## start

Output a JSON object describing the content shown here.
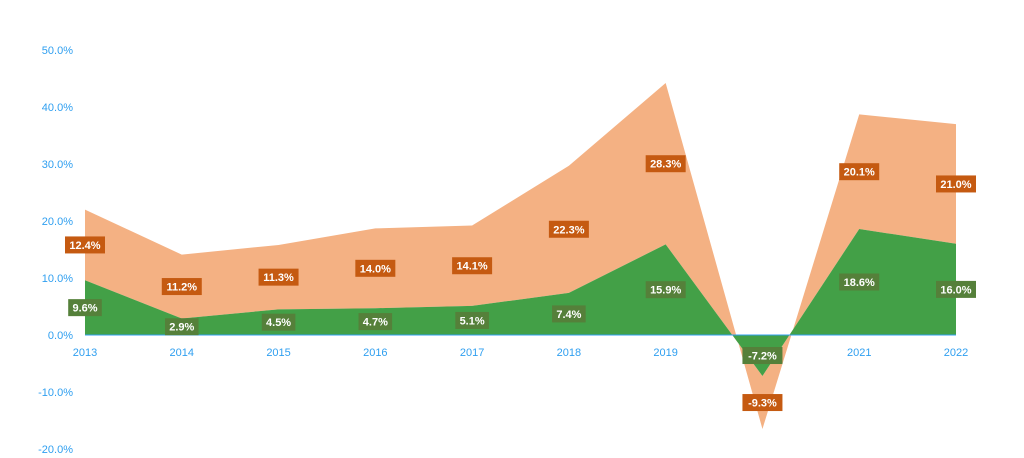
{
  "chart_data": {
    "type": "area",
    "stacked": true,
    "categories": [
      "2013",
      "2014",
      "2015",
      "2016",
      "2017",
      "2018",
      "2019",
      "",
      "2021",
      "2022"
    ],
    "series": [
      {
        "values": [
          9.6,
          2.9,
          4.5,
          4.7,
          5.1,
          7.4,
          15.9,
          -7.2,
          18.6,
          16.0
        ],
        "labels": [
          "9.6%",
          "2.9%",
          "4.5%",
          "4.7%",
          "5.1%",
          "7.4%",
          "15.9%",
          "-7.2%",
          "18.6%",
          "16.0%"
        ],
        "color": "#43a047",
        "label_bg": "#55803a"
      },
      {
        "values": [
          12.4,
          11.2,
          11.3,
          14.0,
          14.1,
          22.3,
          28.3,
          -9.3,
          20.1,
          21.0
        ],
        "labels": [
          "12.4%",
          "11.2%",
          "11.3%",
          "14.0%",
          "14.1%",
          "22.3%",
          "28.3%",
          "-9.3%",
          "20.1%",
          "21.0%"
        ],
        "color": "#f4b183",
        "label_bg": "#c55a11"
      }
    ],
    "ylim": [
      -20,
      50
    ],
    "yticks": [
      "50.0%",
      "40.0%",
      "30.0%",
      "20.0%",
      "10.0%",
      "0.0%",
      "-10.0%",
      "-20.0%"
    ],
    "ytick_values": [
      50,
      40,
      30,
      20,
      10,
      0,
      -10,
      -20
    ],
    "grid": false,
    "legend": false,
    "axis_color": "#2f9ff0"
  }
}
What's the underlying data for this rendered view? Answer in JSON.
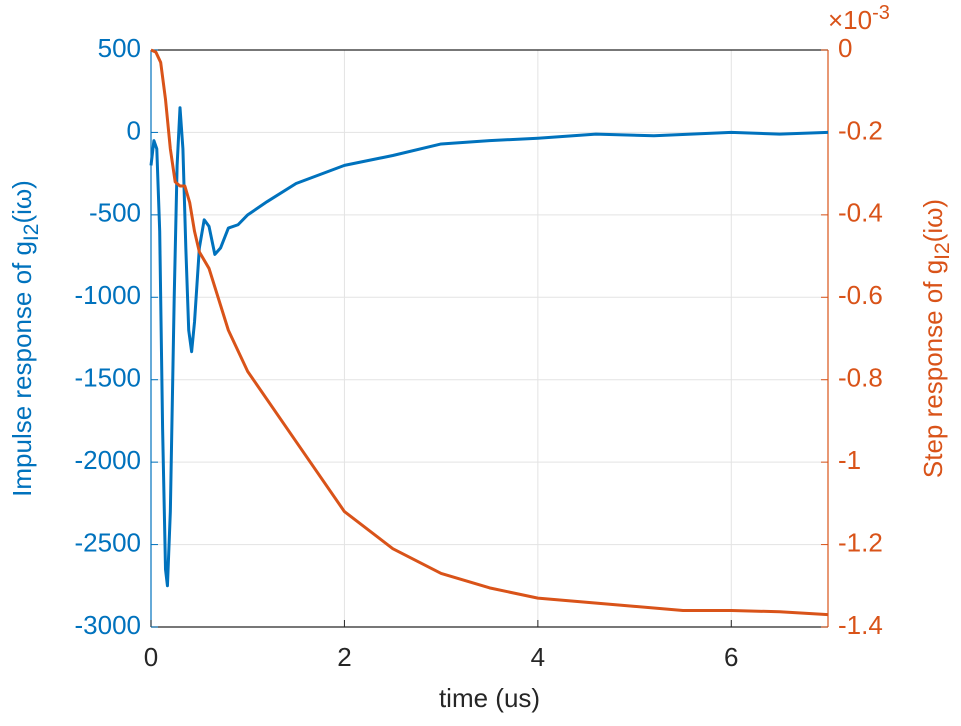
{
  "chart_data": {
    "type": "line",
    "xlabel": "time (us)",
    "ylabel": {
      "text": "Impulse response of g",
      "sub": "I2",
      "tail": "(iω)"
    },
    "y2label": {
      "text": "Step response of g",
      "sub": "I2",
      "tail": "(iω)"
    },
    "y2_multiplier": {
      "base": "×10",
      "exponent": "-3"
    },
    "xlim": [
      0,
      7
    ],
    "xticks": [
      0,
      2,
      4,
      6
    ],
    "ylim": [
      -3000,
      500
    ],
    "yticks": [
      -3000,
      -2500,
      -2000,
      -1500,
      -1000,
      -500,
      0,
      500
    ],
    "y2lim": [
      -1.4,
      0
    ],
    "y2ticks": [
      -1.4,
      -1.2,
      -1,
      -0.8,
      -0.6,
      -0.4,
      -0.2,
      0
    ],
    "grid": true,
    "series": [
      {
        "name": "Impulse response",
        "color": "#0072BD",
        "axis": "y",
        "x": [
          0,
          0.03,
          0.06,
          0.09,
          0.12,
          0.15,
          0.17,
          0.2,
          0.24,
          0.27,
          0.3,
          0.33,
          0.36,
          0.39,
          0.42,
          0.45,
          0.5,
          0.55,
          0.6,
          0.66,
          0.72,
          0.8,
          0.9,
          1.0,
          1.2,
          1.5,
          2,
          2.5,
          3,
          3.5,
          4,
          4.6,
          5.2,
          6,
          6.5,
          7
        ],
        "values": [
          -200,
          -50,
          -100,
          -600,
          -1800,
          -2650,
          -2750,
          -2300,
          -1000,
          -200,
          150,
          -100,
          -700,
          -1200,
          -1330,
          -1150,
          -700,
          -530,
          -570,
          -740,
          -700,
          -580,
          -560,
          -500,
          -420,
          -310,
          -200,
          -140,
          -70,
          -50,
          -35,
          -10,
          -20,
          0,
          -10,
          0
        ]
      },
      {
        "name": "Step response",
        "color": "#D95319",
        "axis": "y2",
        "x": [
          0,
          0.05,
          0.1,
          0.15,
          0.2,
          0.25,
          0.3,
          0.35,
          0.4,
          0.45,
          0.5,
          0.6,
          0.8,
          1,
          1.5,
          2,
          2.5,
          3,
          3.5,
          4,
          4.5,
          5,
          5.5,
          6,
          6.5,
          7
        ],
        "values": [
          0,
          -0.005,
          -0.03,
          -0.12,
          -0.24,
          -0.32,
          -0.33,
          -0.33,
          -0.37,
          -0.44,
          -0.49,
          -0.53,
          -0.68,
          -0.78,
          -0.95,
          -1.12,
          -1.21,
          -1.27,
          -1.305,
          -1.33,
          -1.34,
          -1.35,
          -1.36,
          -1.36,
          -1.363,
          -1.37
        ]
      }
    ]
  }
}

## end

## TASK BRIEF
From the material above, copy each line that includes the word "Step".

## RESULT OF THE TASK
      "text": "Step response of g",
        "name": "Step response",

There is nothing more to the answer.